▶ **Task description**
Check every line of the entries that follow, and copy the ones containing "vazifalari".

# # # # # # #

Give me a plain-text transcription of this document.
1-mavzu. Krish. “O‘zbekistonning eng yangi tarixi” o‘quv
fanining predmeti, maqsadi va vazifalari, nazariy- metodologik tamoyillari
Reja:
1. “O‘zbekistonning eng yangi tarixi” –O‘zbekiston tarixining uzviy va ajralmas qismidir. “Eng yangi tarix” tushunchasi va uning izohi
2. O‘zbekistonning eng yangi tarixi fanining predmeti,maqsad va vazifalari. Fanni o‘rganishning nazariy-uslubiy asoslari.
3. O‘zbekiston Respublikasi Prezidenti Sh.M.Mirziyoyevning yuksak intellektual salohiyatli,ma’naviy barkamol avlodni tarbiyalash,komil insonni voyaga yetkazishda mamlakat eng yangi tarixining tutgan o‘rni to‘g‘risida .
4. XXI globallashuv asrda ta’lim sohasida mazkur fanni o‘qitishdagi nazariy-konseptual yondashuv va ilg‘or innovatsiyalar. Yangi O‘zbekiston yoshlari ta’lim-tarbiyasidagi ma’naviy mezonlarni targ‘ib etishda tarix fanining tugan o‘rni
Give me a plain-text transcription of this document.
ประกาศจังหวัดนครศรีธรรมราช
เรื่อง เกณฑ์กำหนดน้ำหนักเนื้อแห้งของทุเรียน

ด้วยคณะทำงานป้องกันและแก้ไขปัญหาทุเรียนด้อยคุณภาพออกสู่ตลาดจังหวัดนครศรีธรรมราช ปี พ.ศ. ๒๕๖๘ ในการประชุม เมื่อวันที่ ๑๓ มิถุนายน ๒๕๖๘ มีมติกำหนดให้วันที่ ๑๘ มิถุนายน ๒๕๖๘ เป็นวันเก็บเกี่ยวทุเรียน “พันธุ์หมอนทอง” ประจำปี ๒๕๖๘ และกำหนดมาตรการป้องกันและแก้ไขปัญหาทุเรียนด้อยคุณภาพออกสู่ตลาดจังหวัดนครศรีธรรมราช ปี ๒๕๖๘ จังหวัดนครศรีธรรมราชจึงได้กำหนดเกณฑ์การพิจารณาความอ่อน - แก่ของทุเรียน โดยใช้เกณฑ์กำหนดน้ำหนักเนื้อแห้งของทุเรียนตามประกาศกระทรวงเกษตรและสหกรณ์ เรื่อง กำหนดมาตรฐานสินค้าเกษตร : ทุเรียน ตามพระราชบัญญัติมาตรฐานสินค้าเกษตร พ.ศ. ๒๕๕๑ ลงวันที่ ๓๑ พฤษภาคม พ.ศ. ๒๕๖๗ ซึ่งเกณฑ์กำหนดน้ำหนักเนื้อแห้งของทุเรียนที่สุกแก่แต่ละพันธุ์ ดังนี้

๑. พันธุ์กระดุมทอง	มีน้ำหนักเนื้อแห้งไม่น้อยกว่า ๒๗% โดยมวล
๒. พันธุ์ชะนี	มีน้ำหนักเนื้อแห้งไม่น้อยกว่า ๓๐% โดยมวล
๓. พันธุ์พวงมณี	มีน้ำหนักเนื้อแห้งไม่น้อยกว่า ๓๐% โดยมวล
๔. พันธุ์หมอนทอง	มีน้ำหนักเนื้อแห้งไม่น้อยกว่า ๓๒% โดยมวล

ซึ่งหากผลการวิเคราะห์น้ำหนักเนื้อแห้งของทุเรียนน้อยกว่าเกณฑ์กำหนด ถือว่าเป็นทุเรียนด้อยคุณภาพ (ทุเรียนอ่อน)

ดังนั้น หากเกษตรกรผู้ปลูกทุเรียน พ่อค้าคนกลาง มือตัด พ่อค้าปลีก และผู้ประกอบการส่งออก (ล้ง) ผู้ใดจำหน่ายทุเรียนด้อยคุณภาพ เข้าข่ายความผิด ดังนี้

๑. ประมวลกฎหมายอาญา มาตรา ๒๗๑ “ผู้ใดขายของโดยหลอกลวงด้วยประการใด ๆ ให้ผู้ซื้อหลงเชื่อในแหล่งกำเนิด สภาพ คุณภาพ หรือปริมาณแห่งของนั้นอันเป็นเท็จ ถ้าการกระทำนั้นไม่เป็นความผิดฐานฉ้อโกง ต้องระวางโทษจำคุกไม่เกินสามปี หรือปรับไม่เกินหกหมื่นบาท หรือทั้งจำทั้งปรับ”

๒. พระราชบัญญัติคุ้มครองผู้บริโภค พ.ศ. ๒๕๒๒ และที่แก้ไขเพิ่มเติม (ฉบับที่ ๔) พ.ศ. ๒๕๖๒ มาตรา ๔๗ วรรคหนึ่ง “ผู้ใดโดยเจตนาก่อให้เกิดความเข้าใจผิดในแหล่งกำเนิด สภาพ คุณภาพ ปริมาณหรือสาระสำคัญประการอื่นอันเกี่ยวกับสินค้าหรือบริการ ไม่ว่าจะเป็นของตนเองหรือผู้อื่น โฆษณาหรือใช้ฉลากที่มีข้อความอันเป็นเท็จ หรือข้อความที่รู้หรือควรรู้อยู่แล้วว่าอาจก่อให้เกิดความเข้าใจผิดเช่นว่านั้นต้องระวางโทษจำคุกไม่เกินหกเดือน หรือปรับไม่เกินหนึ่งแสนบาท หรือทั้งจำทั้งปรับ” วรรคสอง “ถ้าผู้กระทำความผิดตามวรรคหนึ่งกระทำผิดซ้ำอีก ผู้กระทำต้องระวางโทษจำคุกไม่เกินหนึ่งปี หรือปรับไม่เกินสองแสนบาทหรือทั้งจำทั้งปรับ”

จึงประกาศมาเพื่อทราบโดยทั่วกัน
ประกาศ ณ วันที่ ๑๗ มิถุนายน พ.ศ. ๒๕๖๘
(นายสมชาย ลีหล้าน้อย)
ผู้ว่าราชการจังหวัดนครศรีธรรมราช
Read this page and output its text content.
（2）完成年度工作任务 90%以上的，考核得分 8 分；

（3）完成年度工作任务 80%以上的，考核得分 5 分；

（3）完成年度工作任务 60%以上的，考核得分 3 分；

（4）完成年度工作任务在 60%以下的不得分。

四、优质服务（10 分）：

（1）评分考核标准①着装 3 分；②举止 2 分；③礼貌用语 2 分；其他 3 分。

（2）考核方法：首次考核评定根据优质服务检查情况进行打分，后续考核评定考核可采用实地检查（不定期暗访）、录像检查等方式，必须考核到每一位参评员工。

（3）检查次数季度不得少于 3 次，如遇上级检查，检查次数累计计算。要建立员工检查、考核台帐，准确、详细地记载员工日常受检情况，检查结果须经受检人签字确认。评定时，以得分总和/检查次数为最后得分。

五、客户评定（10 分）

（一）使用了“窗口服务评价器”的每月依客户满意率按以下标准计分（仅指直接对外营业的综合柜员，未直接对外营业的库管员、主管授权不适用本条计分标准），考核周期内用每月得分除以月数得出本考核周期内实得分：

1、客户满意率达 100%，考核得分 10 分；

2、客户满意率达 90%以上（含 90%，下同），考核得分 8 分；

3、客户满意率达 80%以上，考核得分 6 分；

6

# # # # # # #

▶ **Result of this exercise**
fanining predmeti, maqsadi va vazifalari, nazariy- metodologik tamoyillari
2. O‘zbekistonning eng yangi tarixi fanining predmeti,maqsad va vazifalari. Fanni o‘rganishning nazariy-uslubiy asoslari.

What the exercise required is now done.